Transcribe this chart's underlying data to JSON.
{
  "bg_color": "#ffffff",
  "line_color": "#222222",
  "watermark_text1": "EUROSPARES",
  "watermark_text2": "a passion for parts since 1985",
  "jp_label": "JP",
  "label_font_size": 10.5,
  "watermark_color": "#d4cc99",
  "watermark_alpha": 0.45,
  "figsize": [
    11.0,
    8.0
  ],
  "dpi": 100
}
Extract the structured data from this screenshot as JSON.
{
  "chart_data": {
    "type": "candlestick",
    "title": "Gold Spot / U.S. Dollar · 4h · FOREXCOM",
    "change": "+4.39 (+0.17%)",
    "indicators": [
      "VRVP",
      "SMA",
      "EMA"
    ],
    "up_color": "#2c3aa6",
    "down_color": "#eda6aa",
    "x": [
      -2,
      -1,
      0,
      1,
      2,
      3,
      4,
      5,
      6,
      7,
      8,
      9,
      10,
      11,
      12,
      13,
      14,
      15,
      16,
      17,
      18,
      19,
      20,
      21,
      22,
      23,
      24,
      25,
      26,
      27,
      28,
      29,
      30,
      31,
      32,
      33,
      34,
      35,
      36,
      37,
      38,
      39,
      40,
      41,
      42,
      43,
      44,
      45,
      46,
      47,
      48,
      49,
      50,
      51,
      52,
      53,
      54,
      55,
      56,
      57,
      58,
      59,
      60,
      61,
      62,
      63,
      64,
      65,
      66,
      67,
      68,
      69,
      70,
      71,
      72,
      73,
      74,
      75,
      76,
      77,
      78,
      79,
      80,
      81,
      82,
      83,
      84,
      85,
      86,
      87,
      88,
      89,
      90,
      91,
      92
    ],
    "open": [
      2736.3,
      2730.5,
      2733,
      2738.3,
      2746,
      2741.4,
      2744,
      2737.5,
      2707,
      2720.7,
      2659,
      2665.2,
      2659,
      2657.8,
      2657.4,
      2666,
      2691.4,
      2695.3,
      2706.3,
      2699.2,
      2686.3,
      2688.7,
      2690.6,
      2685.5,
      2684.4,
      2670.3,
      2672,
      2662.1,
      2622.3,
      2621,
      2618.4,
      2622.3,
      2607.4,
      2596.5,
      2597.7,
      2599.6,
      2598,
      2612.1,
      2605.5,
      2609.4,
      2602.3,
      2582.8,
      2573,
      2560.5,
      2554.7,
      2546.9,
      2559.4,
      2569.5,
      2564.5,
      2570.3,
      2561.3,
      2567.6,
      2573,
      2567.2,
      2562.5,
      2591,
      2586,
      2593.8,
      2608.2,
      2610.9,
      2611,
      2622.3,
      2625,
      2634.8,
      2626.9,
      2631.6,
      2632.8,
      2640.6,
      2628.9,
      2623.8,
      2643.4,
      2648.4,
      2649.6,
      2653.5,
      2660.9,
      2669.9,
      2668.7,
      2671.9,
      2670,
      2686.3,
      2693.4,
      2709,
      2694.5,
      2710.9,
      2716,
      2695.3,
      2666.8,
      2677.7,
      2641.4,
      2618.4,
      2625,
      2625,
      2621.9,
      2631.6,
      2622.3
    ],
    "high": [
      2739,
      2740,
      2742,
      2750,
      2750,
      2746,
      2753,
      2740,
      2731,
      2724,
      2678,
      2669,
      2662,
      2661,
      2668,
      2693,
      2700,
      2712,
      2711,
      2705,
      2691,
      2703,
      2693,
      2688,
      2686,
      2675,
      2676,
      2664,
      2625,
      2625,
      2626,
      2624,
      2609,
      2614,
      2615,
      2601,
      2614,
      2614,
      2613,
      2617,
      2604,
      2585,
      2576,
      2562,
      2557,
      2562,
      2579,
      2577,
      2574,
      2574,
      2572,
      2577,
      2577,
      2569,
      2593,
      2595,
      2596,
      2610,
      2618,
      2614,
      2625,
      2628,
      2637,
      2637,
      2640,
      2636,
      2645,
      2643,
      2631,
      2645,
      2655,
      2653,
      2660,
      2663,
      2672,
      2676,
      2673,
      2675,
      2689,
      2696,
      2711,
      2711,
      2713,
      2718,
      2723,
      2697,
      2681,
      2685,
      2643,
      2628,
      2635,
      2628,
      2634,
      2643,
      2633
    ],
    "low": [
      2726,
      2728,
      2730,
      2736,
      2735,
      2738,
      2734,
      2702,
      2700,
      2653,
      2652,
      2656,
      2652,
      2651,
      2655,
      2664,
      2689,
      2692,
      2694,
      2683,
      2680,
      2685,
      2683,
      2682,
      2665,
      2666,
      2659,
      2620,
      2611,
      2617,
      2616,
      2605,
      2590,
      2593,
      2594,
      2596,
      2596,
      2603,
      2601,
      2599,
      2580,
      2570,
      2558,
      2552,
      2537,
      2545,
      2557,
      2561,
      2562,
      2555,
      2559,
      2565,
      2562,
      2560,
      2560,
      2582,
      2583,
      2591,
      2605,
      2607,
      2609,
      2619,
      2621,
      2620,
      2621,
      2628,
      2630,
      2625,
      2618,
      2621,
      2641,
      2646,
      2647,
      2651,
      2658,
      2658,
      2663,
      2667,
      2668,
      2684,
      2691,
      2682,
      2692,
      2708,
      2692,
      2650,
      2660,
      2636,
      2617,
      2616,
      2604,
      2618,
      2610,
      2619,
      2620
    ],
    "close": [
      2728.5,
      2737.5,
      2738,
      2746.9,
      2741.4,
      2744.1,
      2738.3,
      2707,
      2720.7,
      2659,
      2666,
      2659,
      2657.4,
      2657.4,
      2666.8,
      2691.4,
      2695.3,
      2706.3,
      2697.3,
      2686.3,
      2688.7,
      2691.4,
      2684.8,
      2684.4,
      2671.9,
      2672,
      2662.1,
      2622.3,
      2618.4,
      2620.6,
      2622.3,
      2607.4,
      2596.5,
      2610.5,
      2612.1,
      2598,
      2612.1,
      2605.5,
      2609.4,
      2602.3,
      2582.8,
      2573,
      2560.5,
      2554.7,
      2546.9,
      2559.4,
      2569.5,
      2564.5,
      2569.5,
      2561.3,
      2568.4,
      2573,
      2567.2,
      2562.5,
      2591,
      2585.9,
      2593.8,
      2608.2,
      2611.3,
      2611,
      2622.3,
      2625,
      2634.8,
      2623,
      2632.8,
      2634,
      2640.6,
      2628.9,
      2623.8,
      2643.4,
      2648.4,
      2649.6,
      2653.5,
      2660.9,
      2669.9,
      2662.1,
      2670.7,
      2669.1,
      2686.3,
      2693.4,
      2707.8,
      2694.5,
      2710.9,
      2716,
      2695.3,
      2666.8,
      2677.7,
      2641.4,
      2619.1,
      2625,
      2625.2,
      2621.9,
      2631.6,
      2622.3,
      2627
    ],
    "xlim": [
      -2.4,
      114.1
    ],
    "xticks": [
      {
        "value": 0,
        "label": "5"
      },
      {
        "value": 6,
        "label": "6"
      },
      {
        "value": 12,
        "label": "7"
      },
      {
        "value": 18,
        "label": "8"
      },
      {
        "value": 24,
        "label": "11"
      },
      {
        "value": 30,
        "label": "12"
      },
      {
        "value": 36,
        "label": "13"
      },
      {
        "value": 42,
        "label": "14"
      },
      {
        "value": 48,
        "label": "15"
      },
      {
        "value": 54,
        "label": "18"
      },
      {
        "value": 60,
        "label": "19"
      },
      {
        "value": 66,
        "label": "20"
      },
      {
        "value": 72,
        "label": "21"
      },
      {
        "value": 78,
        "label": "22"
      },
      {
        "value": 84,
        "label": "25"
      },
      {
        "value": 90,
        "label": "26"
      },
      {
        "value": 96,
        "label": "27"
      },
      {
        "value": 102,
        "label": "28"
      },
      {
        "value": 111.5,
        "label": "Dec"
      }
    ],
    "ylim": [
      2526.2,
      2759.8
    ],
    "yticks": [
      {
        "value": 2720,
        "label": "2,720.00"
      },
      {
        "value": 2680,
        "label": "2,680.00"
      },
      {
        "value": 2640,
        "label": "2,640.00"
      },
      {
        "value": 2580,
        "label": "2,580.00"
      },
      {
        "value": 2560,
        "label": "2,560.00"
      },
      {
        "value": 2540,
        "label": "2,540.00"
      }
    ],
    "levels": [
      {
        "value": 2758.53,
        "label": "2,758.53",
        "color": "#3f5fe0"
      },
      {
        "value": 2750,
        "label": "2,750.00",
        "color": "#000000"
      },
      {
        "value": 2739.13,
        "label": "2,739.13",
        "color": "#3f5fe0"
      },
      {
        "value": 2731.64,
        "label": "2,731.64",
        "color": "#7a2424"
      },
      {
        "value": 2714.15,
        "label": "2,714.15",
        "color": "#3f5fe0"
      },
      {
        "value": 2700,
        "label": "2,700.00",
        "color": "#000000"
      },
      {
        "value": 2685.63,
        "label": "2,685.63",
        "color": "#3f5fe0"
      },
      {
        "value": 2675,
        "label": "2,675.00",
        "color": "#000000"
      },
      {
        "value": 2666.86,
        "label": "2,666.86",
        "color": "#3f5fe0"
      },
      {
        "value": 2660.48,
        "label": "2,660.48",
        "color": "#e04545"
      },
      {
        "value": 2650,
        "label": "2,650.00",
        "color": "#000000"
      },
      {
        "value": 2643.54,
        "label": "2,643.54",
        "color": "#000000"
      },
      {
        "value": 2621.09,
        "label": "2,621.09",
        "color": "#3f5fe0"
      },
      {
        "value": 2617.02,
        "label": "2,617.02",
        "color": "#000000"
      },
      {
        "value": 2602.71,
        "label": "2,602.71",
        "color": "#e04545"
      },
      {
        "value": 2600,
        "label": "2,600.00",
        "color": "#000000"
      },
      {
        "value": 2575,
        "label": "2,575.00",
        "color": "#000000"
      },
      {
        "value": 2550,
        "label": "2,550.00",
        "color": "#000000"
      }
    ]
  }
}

# Problem
Copy every line of the listing containing the string "this".

# Exercise response
Transcribe this chart's underlying data to JSON.
Extract the structured data from this screenshot as JSON.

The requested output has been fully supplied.